What the task asks:
Which lines below hold the word "software"? Copy all of them.
-- begin Data shown --
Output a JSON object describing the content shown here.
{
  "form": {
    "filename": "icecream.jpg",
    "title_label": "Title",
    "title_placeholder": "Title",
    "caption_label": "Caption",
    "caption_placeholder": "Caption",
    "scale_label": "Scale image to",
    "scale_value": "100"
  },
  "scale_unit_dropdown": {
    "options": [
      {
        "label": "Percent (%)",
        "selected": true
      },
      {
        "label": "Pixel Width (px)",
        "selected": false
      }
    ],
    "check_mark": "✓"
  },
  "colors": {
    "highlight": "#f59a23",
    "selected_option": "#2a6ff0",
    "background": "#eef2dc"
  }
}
-- end Data shown --
-- begin Data shown --
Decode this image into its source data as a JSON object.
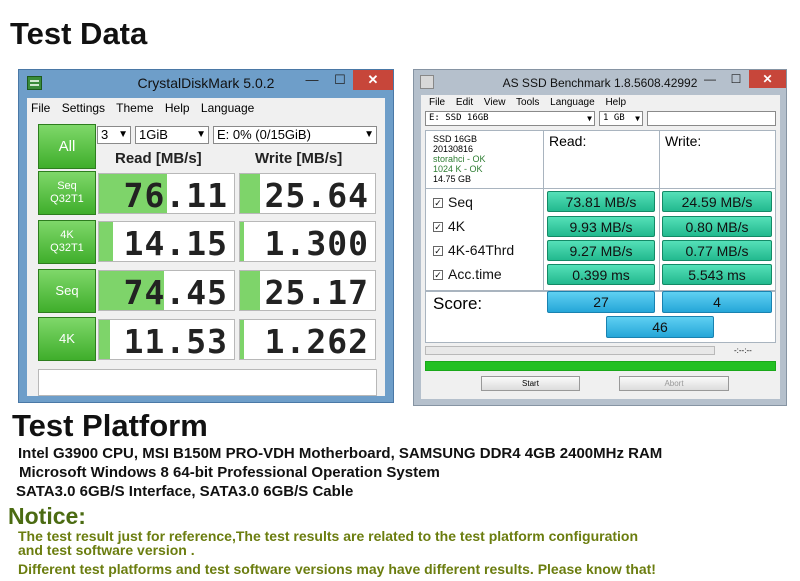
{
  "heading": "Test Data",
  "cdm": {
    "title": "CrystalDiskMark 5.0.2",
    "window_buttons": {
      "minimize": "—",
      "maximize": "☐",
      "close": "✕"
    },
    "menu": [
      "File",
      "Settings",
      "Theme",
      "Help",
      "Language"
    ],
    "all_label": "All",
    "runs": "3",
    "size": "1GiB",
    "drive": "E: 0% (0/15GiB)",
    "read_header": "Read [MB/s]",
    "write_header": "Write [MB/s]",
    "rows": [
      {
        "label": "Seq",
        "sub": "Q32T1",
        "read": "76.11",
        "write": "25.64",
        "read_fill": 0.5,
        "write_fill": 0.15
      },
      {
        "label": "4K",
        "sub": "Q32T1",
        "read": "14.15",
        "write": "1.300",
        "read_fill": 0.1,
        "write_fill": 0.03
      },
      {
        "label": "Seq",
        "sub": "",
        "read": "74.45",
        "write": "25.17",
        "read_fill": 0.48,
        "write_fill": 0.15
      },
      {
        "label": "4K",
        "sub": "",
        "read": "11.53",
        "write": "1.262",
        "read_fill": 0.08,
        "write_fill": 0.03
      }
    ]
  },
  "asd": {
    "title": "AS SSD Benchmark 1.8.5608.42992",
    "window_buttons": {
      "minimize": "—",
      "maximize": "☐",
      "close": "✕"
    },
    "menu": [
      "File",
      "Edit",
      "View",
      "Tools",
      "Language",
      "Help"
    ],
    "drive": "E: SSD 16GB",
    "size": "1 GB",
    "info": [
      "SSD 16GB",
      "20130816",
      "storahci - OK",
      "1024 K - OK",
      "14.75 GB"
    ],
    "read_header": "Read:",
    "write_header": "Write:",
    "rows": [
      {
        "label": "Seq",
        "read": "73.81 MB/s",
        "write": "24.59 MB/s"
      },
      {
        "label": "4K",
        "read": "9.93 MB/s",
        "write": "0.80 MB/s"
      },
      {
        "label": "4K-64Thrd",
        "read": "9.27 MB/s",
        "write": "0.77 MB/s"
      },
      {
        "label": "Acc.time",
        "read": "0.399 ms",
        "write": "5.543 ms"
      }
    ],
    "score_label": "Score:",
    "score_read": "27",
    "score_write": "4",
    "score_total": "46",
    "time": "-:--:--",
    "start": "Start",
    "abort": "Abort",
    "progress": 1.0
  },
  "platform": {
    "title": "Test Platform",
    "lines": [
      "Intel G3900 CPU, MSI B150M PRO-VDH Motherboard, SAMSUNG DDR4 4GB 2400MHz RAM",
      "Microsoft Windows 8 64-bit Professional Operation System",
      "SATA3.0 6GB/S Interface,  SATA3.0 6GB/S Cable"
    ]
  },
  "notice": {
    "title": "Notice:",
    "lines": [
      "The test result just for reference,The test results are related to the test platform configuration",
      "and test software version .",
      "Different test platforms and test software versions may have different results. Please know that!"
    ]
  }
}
-- end Data shown --
Result:
      "and test software version .",
      "Different test platforms and test software versions may have different results. Please know that!"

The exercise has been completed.